> **WORK INSTRUCTIONS**
All of the data that follows should be given again exactly, without its images.

#### THE DATA ####

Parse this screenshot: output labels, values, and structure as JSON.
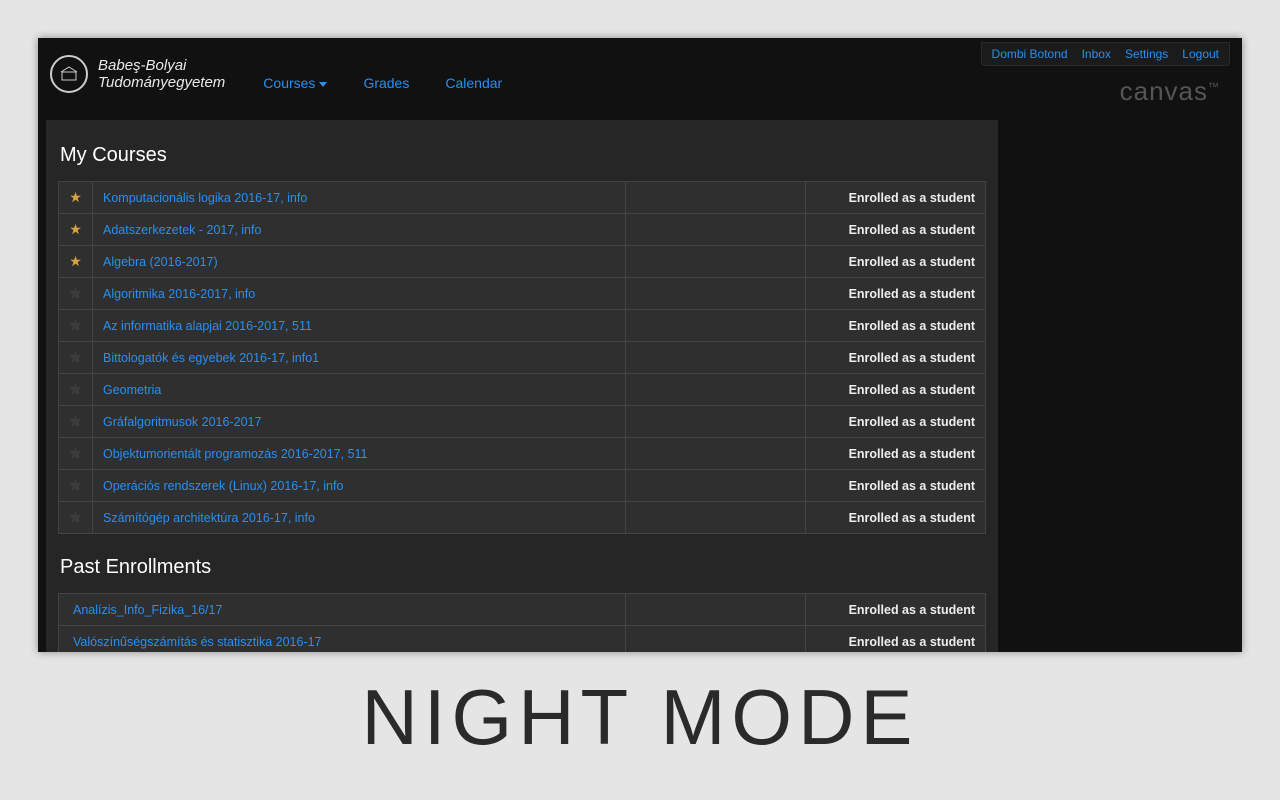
{
  "topbar": {
    "user": "Dombi Botond",
    "inbox": "Inbox",
    "settings": "Settings",
    "logout": "Logout"
  },
  "brand": {
    "line1": "Babeş-Bolyai",
    "line2": "Tudományegyetem"
  },
  "nav": {
    "courses": "Courses",
    "grades": "Grades",
    "calendar": "Calendar"
  },
  "platform_logo": "canvas",
  "platform_tm": "™",
  "sections": {
    "my_courses_title": "My Courses",
    "past_title": "Past Enrollments"
  },
  "role_text": "Enrolled as a student",
  "my_courses": [
    {
      "name": "Komputacionális logika 2016-17, info",
      "starred": true
    },
    {
      "name": "Adatszerkezetek - 2017, info",
      "starred": true
    },
    {
      "name": "Algebra (2016-2017)",
      "starred": true
    },
    {
      "name": "Algoritmika 2016-2017, info",
      "starred": false
    },
    {
      "name": "Az informatika alapjai 2016-2017, 511",
      "starred": false
    },
    {
      "name": "Bittologatók és egyebek 2016-17, info1",
      "starred": false
    },
    {
      "name": "Geometria",
      "starred": false
    },
    {
      "name": "Gráfalgoritmusok 2016-2017",
      "starred": false
    },
    {
      "name": "Objektumorientált programozás 2016-2017, 511",
      "starred": false
    },
    {
      "name": "Operációs rendszerek (Linux) 2016-17, info",
      "starred": false
    },
    {
      "name": "Számítógép architektúra 2016-17, info",
      "starred": false
    }
  ],
  "past_courses": [
    {
      "name": "Analízis_Info_Fizika_16/17"
    },
    {
      "name": "Valószínűségszámítás és statisztika 2016-17"
    }
  ],
  "caption": "NIGHT MODE"
}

####

> **YOUR SOLUTION**
Parse this screenshot: output labels, values, and structure as JSON.
{
  "topbar": {
    "user": "Dombi Botond",
    "inbox": "Inbox",
    "settings": "Settings",
    "logout": "Logout"
  },
  "brand": {
    "line1": "Babeş-Bolyai",
    "line2": "Tudományegyetem"
  },
  "nav": {
    "courses": "Courses",
    "grades": "Grades",
    "calendar": "Calendar"
  },
  "platform_logo": "canvas",
  "platform_tm": "™",
  "sections": {
    "my_courses_title": "My Courses",
    "past_title": "Past Enrollments"
  },
  "role_text": "Enrolled as a student",
  "my_courses": [
    {
      "name": "Komputacionális logika 2016-17, info",
      "starred": true
    },
    {
      "name": "Adatszerkezetek - 2017, info",
      "starred": true
    },
    {
      "name": "Algebra (2016-2017)",
      "starred": true
    },
    {
      "name": "Algoritmika 2016-2017, info",
      "starred": false
    },
    {
      "name": "Az informatika alapjai 2016-2017, 511",
      "starred": false
    },
    {
      "name": "Bittologatók és egyebek 2016-17, info1",
      "starred": false
    },
    {
      "name": "Geometria",
      "starred": false
    },
    {
      "name": "Gráfalgoritmusok 2016-2017",
      "starred": false
    },
    {
      "name": "Objektumorientált programozás 2016-2017, 511",
      "starred": false
    },
    {
      "name": "Operációs rendszerek (Linux) 2016-17, info",
      "starred": false
    },
    {
      "name": "Számítógép architektúra 2016-17, info",
      "starred": false
    }
  ],
  "past_courses": [
    {
      "name": "Analízis_Info_Fizika_16/17"
    },
    {
      "name": "Valószínűségszámítás és statisztika 2016-17"
    }
  ],
  "caption": "NIGHT MODE"
}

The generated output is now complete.